- _Stated task_
Everything from the line containing "Serialize everything readable" to the last line of the records must be returned verbatim; nothing else belongs in the output.

## Begin

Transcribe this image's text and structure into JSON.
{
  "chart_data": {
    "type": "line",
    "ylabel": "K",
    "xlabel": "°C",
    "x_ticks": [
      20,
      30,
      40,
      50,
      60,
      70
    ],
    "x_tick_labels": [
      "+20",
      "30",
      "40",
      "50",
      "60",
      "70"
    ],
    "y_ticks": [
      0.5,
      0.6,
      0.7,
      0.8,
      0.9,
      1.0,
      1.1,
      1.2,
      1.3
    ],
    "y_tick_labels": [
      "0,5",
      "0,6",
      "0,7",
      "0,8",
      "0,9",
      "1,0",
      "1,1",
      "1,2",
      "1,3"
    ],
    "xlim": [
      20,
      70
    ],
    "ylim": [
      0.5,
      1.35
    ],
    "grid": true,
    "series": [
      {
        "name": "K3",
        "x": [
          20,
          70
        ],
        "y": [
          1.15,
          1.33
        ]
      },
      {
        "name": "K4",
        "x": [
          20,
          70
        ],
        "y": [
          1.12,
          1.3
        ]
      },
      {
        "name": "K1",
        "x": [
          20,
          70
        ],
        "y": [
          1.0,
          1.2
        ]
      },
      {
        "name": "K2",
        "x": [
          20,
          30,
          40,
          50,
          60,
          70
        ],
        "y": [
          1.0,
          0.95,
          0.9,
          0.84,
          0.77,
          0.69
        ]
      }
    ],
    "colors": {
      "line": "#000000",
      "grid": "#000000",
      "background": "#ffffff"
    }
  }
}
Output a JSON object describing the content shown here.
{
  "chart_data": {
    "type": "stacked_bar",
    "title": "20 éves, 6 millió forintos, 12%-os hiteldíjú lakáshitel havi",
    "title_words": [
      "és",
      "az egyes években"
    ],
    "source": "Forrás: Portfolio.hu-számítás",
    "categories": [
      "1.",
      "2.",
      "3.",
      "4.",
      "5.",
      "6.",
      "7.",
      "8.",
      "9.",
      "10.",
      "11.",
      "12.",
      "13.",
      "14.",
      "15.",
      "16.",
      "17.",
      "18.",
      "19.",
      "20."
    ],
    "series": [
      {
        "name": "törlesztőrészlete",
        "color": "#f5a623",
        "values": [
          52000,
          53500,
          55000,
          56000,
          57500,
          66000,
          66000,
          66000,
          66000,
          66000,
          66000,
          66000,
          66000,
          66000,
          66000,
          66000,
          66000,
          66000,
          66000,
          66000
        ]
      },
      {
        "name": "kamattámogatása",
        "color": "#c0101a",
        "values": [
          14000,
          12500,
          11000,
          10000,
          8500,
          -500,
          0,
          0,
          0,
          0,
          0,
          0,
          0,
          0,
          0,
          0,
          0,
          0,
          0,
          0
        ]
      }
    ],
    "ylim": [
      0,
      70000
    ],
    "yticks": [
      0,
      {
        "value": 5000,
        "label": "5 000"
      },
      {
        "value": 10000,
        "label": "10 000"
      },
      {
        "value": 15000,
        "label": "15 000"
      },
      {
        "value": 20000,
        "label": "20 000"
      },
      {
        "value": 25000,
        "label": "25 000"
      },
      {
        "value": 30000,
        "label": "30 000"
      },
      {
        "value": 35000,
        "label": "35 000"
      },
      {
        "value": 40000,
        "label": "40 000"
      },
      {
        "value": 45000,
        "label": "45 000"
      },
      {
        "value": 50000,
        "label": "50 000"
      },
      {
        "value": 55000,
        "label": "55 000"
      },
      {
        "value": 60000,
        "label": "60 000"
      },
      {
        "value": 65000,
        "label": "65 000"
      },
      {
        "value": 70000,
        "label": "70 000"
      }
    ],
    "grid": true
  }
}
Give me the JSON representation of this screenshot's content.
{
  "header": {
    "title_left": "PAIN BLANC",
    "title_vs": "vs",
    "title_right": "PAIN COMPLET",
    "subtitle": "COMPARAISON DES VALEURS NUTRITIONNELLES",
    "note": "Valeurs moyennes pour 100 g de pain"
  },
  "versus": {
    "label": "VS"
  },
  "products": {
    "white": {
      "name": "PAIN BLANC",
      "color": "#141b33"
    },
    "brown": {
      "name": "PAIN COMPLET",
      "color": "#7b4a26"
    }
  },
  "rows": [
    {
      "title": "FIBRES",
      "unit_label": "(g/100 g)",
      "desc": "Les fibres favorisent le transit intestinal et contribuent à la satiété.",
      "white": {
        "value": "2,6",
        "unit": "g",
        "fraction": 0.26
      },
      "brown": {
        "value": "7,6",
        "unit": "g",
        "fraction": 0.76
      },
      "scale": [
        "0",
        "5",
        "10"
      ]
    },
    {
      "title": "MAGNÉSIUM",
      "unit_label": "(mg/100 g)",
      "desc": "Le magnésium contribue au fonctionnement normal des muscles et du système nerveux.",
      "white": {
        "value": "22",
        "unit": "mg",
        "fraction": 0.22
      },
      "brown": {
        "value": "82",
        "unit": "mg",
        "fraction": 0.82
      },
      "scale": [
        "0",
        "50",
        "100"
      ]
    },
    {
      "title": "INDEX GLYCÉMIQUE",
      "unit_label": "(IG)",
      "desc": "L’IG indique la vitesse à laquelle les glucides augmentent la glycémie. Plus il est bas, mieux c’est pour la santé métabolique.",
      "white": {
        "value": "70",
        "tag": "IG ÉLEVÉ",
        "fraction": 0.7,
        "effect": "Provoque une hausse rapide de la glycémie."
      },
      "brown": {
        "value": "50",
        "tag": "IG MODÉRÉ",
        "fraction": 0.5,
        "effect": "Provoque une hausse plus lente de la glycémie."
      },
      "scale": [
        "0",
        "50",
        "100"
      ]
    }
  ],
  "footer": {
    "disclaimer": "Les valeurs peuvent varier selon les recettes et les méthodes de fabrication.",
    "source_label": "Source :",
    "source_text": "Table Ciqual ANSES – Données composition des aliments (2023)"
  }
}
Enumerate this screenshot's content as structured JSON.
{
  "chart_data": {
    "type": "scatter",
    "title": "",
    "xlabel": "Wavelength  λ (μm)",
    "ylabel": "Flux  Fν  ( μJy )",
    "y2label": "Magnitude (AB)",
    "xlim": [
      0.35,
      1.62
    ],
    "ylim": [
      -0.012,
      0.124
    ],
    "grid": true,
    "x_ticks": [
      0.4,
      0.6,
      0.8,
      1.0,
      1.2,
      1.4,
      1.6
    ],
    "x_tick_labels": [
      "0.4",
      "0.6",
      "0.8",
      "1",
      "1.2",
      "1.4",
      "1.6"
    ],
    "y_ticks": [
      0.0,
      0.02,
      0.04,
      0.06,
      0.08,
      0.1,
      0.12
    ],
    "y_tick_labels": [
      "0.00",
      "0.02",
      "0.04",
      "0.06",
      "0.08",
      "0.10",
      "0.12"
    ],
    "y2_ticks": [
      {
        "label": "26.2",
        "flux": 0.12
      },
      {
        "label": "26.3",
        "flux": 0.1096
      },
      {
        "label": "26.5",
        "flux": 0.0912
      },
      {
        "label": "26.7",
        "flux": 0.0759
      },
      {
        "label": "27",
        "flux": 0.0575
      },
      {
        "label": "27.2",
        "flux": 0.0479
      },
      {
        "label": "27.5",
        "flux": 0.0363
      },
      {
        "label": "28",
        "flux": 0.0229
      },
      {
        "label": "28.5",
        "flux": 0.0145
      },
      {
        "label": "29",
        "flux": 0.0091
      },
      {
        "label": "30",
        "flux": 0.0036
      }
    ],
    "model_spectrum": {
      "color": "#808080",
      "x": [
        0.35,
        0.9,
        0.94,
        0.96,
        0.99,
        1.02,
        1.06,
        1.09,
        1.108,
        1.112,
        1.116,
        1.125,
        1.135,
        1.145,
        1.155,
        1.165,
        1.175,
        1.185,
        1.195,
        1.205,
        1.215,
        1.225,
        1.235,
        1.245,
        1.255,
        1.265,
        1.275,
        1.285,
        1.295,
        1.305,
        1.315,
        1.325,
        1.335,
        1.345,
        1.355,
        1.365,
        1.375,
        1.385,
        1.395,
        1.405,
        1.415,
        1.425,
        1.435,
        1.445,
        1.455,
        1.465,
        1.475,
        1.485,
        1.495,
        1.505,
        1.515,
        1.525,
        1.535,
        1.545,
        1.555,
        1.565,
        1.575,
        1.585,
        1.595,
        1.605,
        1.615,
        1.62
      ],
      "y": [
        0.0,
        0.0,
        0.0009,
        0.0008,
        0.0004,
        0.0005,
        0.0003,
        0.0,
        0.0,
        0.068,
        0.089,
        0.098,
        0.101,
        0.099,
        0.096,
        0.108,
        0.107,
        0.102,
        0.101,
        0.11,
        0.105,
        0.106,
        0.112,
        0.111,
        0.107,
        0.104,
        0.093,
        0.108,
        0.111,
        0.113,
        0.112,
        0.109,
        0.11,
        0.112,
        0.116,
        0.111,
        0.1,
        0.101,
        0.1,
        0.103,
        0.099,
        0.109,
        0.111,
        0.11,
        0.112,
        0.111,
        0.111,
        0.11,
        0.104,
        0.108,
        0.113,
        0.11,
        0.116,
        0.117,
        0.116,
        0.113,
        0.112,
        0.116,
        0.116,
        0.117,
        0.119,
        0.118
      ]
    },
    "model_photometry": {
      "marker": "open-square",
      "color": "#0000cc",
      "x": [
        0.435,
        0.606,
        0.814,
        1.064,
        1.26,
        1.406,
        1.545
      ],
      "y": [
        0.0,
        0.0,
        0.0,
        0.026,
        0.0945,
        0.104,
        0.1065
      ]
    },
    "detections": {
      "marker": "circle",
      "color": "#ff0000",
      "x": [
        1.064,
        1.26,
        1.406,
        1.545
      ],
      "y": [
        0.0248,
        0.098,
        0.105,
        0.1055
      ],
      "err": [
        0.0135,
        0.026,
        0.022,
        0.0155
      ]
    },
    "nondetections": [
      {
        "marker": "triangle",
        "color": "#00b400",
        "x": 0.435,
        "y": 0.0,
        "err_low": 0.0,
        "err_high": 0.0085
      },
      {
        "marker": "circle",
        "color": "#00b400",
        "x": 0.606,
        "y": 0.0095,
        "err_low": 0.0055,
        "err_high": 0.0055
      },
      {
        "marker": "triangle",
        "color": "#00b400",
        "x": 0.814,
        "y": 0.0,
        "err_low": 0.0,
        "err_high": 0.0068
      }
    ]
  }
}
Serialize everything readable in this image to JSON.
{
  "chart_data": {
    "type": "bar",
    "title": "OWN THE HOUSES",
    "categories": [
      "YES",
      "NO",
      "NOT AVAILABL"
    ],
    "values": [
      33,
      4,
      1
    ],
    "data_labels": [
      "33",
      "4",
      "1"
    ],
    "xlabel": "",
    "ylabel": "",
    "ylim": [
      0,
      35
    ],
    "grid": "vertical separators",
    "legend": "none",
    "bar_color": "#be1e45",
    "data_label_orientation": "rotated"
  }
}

## End

- _Final result_
Serialize everything readable in this image to JSON.
{
  "chart_data": {
    "type": "bar",
    "title": "OWN THE HOUSES",
    "categories": [
      "YES",
      "NO",
      "NOT AVAILABL"
    ],
    "values": [
      33,
      4,
      1
    ],
    "data_labels": [
      "33",
      "4",
      "1"
    ],
    "xlabel": "",
    "ylabel": "",
    "ylim": [
      0,
      35
    ],
    "grid": "vertical separators",
    "legend": "none",
    "bar_color": "#be1e45",
    "data_label_orientation": "rotated"
  }
}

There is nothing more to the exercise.